Go through the listing beneath this task and return every line that carries the string "ohne".

· · · · · · ·

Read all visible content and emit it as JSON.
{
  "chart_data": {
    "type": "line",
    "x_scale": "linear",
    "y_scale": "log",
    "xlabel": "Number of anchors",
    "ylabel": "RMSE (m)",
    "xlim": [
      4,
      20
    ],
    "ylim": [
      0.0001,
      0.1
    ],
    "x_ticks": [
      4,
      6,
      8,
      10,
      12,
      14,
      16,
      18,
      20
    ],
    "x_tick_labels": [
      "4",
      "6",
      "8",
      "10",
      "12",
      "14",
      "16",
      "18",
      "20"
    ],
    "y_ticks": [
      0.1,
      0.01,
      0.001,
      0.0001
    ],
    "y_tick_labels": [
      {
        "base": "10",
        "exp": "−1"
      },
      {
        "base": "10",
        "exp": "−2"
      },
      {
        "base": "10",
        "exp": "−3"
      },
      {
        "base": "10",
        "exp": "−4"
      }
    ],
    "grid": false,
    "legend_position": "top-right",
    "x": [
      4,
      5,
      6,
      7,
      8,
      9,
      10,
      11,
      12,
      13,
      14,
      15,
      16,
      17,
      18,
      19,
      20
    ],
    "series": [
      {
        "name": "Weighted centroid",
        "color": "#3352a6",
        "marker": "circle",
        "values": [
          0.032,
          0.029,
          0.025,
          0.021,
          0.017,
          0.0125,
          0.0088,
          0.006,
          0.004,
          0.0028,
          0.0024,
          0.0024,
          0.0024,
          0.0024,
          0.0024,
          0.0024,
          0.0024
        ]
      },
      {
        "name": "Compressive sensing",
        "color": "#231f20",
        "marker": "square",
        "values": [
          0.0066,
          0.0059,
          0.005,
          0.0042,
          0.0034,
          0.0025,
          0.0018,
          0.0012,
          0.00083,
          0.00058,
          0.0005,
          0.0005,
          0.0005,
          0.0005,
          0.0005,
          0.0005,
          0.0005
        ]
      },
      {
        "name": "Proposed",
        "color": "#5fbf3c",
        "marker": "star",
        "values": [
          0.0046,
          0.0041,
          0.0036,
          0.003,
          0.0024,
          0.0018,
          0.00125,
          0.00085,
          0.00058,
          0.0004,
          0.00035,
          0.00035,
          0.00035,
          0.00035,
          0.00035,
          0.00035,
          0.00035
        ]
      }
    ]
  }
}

· · · · · · ·

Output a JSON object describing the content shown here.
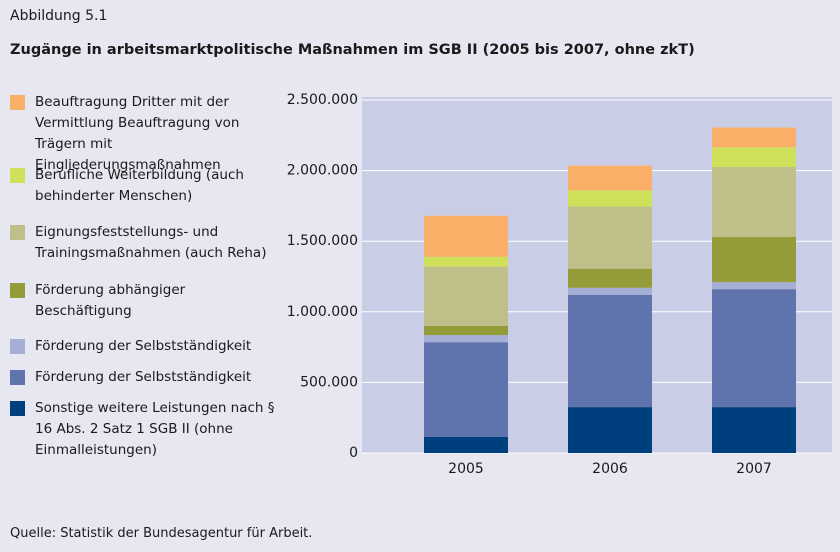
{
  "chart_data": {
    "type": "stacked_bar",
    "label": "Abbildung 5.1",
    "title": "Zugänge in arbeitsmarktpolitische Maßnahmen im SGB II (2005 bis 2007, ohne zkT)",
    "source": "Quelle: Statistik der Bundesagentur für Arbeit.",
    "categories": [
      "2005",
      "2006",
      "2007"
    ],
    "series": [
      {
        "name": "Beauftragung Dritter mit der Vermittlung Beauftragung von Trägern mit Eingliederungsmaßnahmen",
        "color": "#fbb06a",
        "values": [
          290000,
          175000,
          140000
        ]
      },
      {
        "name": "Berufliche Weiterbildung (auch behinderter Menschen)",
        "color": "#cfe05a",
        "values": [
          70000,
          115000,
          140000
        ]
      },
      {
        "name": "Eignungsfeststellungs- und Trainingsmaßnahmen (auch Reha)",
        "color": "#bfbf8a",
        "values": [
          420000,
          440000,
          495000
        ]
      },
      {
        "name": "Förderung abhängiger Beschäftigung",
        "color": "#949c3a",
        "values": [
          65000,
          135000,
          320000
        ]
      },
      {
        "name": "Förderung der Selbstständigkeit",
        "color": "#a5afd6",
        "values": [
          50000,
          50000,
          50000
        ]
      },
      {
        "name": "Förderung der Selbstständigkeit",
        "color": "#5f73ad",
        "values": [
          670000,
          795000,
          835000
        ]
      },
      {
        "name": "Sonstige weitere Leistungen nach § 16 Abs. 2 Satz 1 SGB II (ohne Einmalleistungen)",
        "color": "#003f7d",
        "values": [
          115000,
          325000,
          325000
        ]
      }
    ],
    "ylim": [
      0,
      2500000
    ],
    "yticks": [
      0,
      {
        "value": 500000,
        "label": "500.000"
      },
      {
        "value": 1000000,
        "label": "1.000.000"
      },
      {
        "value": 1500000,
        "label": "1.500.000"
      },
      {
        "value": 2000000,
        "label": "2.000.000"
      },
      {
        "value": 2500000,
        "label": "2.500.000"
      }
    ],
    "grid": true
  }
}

· · · · · · ·

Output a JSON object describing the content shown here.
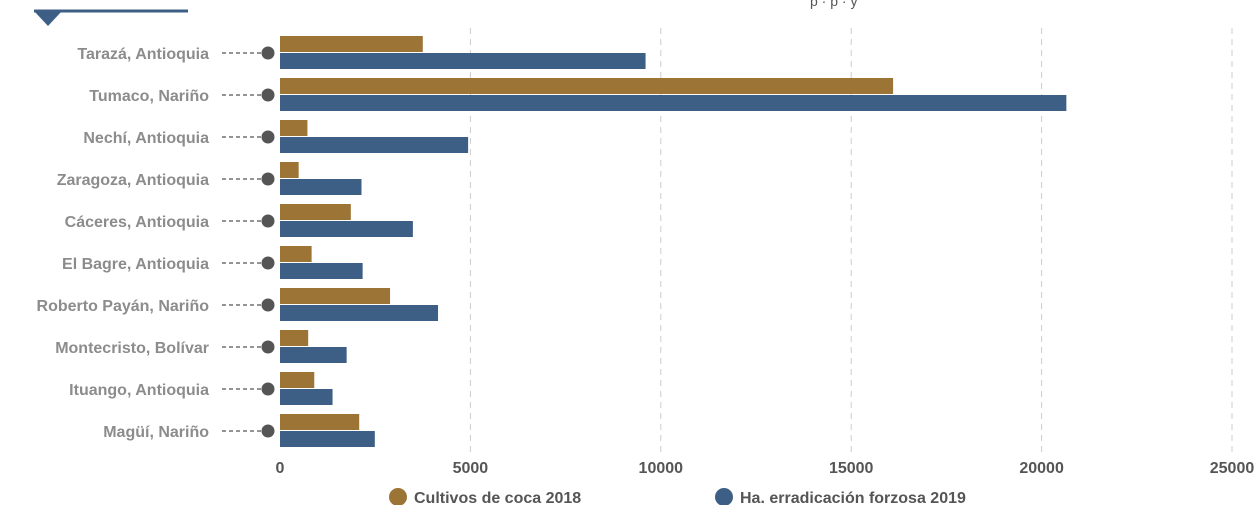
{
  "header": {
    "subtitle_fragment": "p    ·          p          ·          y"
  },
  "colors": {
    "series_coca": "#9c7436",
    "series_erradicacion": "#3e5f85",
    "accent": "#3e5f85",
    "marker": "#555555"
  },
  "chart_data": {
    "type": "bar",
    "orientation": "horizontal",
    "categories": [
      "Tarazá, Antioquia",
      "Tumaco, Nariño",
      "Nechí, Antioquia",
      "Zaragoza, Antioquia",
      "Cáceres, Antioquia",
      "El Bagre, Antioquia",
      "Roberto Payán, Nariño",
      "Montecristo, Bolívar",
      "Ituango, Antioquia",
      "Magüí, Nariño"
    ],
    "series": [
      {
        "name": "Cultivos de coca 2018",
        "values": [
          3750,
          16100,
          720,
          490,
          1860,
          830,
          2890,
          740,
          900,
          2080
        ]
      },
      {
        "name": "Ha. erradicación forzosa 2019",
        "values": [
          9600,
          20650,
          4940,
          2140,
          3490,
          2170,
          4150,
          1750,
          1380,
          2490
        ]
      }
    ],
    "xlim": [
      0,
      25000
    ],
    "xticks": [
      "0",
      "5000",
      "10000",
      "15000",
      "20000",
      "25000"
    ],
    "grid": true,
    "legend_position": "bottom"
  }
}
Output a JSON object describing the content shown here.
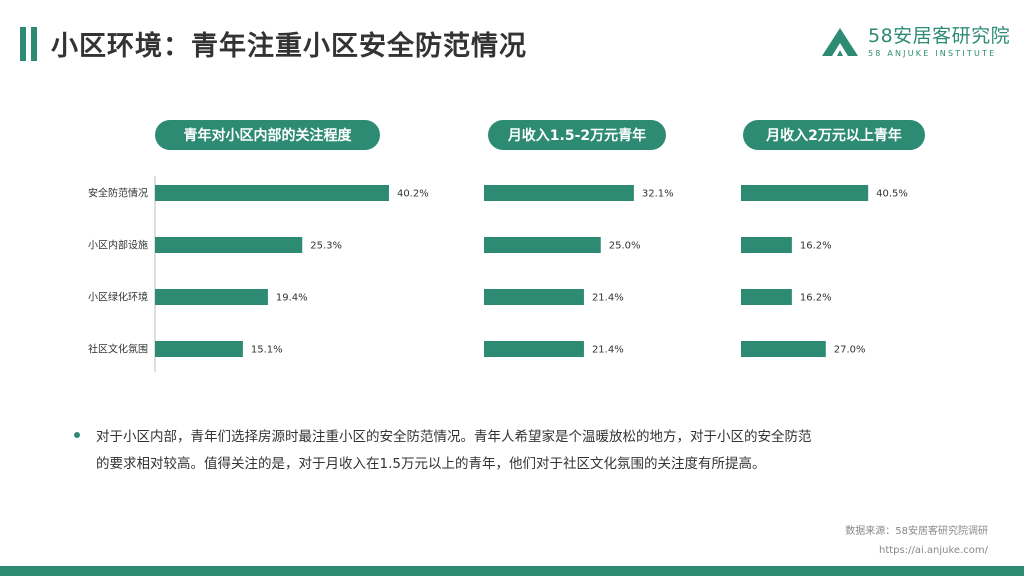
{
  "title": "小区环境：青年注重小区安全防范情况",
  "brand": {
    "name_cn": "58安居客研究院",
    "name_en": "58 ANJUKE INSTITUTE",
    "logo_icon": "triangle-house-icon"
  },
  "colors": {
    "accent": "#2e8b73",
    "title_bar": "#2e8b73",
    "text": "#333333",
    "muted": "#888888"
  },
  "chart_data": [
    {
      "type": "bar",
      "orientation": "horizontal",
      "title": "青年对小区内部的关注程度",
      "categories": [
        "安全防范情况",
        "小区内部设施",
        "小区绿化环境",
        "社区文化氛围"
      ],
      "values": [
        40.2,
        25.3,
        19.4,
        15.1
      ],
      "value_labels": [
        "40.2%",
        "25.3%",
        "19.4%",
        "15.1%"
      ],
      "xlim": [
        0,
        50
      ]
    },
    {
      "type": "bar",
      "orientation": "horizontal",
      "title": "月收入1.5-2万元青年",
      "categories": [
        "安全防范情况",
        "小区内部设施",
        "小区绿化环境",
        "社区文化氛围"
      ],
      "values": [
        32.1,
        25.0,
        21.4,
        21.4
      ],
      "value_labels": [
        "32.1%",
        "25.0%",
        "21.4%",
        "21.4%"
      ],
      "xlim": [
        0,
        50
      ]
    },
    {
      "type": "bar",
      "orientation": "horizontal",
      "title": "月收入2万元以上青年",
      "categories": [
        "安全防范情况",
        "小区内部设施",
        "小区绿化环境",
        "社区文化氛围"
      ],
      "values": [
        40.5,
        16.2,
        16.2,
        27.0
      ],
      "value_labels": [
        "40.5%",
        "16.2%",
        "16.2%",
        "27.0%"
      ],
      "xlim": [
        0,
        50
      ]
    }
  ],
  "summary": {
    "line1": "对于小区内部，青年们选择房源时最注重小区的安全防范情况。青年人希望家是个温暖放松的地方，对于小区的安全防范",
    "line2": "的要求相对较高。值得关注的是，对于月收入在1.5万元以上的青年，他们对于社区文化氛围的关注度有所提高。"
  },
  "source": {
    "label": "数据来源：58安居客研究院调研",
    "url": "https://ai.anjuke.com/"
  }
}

· · · · · · ·

RESULT OF THIS EXERCISE:
    "title": "Zugänge in arbeitsmarktpolitische Maßnahmen im SGB II (2005 bis 2007, ohne zkT)",
        "name": "Sonstige weitere Leistungen nach § 16 Abs. 2 Satz 1 SGB II (ohne Einmalleistungen)",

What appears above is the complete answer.